• [Short problem] Search the records for the word "true" and pick out every line that has it.

• [Task inputs]
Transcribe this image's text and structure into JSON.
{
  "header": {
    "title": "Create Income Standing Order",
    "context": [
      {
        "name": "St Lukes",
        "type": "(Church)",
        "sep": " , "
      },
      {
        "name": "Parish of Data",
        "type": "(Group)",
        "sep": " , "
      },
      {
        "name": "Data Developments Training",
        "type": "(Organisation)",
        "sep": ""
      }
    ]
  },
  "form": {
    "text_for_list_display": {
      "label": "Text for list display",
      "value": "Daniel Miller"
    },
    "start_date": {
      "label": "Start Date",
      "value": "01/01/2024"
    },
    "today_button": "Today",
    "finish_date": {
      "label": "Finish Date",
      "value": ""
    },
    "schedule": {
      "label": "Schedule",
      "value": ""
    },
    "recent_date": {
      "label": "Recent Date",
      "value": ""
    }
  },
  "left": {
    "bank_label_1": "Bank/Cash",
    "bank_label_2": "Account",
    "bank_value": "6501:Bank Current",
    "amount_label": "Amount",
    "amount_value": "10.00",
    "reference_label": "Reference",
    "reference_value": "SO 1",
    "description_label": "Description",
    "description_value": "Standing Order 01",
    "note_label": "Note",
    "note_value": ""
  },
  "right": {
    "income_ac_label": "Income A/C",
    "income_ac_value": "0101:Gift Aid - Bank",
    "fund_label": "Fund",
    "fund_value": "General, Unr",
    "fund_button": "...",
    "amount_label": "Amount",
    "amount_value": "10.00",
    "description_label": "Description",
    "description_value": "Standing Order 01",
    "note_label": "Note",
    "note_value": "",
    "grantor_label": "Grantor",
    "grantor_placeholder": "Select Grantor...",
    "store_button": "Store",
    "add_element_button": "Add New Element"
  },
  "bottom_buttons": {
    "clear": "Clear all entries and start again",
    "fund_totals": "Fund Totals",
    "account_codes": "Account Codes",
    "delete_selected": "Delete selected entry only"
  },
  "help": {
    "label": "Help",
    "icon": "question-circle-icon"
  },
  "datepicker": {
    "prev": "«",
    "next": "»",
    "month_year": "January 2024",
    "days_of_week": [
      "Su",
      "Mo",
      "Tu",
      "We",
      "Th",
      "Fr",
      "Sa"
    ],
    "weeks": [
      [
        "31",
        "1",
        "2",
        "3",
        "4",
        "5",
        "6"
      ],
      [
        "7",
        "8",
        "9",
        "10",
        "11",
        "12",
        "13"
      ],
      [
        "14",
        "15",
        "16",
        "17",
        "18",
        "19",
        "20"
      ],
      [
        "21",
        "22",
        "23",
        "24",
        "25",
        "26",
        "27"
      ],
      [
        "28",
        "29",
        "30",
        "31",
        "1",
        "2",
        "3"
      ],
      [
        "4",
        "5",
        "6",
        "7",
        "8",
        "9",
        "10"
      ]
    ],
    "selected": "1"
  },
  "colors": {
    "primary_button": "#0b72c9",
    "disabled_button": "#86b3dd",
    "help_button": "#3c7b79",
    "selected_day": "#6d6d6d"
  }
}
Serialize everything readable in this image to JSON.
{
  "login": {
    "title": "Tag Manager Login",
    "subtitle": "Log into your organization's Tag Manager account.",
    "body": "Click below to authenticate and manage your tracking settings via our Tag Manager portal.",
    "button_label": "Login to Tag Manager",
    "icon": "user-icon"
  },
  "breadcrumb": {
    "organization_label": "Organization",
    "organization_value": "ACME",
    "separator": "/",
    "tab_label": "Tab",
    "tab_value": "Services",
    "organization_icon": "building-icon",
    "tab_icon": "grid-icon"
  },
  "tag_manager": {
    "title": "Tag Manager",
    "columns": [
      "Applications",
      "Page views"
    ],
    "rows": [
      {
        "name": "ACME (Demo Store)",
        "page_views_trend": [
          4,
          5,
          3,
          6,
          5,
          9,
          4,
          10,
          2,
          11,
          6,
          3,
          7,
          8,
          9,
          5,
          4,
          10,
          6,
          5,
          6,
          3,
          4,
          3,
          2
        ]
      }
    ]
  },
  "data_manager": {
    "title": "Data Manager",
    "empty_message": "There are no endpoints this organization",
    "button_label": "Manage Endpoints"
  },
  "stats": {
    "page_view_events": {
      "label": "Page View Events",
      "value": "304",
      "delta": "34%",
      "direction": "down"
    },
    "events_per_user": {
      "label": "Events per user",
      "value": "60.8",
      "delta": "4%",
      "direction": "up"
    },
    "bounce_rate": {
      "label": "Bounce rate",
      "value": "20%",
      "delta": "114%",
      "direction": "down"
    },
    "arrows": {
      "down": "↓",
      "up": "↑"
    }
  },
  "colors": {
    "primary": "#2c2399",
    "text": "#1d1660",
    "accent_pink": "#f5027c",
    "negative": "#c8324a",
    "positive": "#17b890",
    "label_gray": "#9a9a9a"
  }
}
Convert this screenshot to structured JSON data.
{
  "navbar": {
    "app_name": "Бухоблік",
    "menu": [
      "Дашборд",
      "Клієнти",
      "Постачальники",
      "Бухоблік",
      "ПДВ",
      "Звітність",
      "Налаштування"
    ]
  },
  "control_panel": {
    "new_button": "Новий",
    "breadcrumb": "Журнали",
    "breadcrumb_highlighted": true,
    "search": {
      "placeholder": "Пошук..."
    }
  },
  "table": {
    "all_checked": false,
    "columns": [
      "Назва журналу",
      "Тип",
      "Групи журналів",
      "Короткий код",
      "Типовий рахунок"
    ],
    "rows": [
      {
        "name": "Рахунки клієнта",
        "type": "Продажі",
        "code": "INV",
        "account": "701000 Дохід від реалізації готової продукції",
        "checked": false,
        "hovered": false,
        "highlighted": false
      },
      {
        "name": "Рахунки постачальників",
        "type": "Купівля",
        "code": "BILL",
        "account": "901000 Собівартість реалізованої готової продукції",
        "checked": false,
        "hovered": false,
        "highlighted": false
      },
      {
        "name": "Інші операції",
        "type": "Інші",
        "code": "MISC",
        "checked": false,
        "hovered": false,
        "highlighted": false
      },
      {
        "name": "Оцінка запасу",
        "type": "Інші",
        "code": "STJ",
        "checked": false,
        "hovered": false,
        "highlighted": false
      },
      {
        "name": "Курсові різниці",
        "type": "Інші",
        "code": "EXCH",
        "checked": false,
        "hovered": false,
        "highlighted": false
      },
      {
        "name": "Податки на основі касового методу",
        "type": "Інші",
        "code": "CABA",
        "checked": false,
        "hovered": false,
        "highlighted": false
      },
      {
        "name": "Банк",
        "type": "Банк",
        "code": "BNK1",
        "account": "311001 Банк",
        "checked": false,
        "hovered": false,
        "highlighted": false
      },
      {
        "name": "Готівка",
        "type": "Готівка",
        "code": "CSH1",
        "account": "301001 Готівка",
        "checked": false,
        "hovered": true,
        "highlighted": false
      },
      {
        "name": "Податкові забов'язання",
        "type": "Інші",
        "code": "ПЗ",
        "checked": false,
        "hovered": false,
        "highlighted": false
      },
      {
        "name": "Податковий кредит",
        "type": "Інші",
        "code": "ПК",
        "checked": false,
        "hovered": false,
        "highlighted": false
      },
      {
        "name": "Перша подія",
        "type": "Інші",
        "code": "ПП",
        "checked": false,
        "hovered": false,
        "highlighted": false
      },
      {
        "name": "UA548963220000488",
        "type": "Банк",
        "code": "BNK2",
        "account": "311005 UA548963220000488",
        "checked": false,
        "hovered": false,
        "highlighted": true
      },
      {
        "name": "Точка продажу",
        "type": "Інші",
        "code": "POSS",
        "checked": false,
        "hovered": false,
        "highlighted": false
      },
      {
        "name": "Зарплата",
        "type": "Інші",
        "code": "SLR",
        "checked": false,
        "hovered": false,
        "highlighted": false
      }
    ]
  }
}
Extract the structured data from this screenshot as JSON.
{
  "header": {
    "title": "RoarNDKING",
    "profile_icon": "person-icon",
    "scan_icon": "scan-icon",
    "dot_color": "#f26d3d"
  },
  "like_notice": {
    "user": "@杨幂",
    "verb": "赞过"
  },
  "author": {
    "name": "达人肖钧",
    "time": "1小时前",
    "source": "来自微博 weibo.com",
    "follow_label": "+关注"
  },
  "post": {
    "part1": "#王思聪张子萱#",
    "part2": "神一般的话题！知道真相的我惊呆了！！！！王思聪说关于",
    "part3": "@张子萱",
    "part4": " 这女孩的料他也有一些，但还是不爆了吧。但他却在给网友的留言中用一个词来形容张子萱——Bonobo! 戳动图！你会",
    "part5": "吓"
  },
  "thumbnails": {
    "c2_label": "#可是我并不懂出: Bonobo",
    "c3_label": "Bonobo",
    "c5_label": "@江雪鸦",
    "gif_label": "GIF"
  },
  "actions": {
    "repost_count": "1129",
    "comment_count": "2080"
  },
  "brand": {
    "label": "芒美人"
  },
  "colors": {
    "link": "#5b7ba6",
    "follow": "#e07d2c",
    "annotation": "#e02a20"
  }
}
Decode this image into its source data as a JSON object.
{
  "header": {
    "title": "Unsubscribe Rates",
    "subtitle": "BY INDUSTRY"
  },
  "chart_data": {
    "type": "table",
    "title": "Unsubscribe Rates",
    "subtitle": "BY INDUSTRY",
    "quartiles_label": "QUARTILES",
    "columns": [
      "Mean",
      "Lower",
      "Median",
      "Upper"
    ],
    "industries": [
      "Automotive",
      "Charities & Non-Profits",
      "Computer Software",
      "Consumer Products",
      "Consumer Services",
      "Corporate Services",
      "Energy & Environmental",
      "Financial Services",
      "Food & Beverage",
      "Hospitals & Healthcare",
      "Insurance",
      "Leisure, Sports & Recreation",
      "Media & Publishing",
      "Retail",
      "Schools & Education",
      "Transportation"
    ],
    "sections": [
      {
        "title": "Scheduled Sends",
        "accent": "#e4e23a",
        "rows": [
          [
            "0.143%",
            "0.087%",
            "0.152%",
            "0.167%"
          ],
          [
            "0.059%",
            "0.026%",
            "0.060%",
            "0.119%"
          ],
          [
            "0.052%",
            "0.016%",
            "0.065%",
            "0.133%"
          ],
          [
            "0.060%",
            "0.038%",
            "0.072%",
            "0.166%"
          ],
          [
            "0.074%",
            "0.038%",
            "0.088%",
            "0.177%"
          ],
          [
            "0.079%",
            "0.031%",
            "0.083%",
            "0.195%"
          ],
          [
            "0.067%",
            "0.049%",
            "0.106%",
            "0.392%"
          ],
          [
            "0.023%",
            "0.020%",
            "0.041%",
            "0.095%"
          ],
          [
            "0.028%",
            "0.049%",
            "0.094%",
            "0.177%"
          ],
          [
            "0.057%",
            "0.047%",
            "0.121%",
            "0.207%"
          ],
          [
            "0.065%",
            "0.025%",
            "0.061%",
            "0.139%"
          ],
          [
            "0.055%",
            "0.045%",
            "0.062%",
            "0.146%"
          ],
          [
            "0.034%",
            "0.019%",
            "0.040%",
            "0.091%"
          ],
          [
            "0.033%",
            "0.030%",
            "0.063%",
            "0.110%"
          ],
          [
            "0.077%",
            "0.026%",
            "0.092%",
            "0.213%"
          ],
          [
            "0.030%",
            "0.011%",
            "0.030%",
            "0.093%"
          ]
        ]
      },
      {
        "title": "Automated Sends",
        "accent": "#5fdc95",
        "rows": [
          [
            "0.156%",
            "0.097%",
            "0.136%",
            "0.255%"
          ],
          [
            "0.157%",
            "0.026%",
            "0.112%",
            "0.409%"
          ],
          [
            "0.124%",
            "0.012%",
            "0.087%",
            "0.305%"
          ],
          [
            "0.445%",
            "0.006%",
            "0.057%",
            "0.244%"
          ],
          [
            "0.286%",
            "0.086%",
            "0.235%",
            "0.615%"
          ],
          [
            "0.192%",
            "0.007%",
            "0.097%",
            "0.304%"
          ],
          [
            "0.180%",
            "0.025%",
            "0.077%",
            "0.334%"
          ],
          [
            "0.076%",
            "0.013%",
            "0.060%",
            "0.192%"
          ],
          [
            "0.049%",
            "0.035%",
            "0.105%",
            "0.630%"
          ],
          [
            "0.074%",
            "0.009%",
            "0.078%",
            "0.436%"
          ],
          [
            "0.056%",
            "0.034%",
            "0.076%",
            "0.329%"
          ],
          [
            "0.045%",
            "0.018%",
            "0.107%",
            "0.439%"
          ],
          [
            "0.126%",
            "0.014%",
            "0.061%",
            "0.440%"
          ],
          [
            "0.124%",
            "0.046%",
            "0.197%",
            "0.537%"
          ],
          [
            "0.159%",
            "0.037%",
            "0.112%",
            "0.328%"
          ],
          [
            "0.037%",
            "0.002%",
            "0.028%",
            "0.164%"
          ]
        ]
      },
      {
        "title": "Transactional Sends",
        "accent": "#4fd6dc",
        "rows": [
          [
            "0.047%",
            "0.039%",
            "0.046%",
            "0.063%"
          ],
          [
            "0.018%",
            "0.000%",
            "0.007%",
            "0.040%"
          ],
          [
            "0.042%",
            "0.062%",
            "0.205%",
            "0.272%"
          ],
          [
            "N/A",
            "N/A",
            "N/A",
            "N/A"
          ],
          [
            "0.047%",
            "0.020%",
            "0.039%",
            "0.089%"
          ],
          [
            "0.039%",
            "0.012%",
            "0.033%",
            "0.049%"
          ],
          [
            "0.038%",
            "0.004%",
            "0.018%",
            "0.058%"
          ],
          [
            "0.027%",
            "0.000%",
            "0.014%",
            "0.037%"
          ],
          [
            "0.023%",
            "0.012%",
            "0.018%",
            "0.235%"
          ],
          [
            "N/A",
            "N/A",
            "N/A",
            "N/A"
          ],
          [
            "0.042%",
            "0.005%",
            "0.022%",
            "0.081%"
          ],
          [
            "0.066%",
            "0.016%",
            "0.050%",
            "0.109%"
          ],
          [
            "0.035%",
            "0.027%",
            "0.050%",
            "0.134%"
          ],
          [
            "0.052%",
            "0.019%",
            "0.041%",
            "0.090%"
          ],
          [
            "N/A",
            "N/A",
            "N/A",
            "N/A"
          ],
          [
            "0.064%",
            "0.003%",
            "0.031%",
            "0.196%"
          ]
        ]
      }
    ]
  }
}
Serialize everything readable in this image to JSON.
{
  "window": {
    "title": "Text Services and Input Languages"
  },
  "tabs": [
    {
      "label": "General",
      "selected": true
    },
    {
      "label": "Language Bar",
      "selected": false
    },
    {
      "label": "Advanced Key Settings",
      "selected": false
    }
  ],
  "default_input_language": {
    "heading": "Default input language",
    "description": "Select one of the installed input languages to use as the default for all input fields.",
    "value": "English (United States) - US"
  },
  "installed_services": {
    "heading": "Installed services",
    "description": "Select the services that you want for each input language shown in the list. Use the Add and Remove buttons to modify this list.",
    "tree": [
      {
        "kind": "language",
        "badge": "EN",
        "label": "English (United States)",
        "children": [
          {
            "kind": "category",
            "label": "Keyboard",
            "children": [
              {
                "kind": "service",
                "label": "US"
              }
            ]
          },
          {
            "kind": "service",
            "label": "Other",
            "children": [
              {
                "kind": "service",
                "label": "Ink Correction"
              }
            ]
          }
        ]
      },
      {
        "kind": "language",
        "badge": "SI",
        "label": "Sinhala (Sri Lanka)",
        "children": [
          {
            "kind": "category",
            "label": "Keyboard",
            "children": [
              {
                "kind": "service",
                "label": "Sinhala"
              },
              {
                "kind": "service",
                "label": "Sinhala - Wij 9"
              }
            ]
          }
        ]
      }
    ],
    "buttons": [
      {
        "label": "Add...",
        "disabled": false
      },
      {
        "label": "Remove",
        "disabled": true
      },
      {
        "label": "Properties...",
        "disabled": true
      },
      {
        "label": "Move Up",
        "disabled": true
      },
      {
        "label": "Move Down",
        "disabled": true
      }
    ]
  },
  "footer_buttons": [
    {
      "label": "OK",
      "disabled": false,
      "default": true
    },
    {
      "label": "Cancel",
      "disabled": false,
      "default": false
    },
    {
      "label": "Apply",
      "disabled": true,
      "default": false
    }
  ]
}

• [The response]
    "breadcrumb_highlighted": true,
        "hovered": true,
        "highlighted": true
      "selected": true
        "disabled": true
        "disabled": true
        "disabled": true
        "disabled": true
      "default": true
      "disabled": true,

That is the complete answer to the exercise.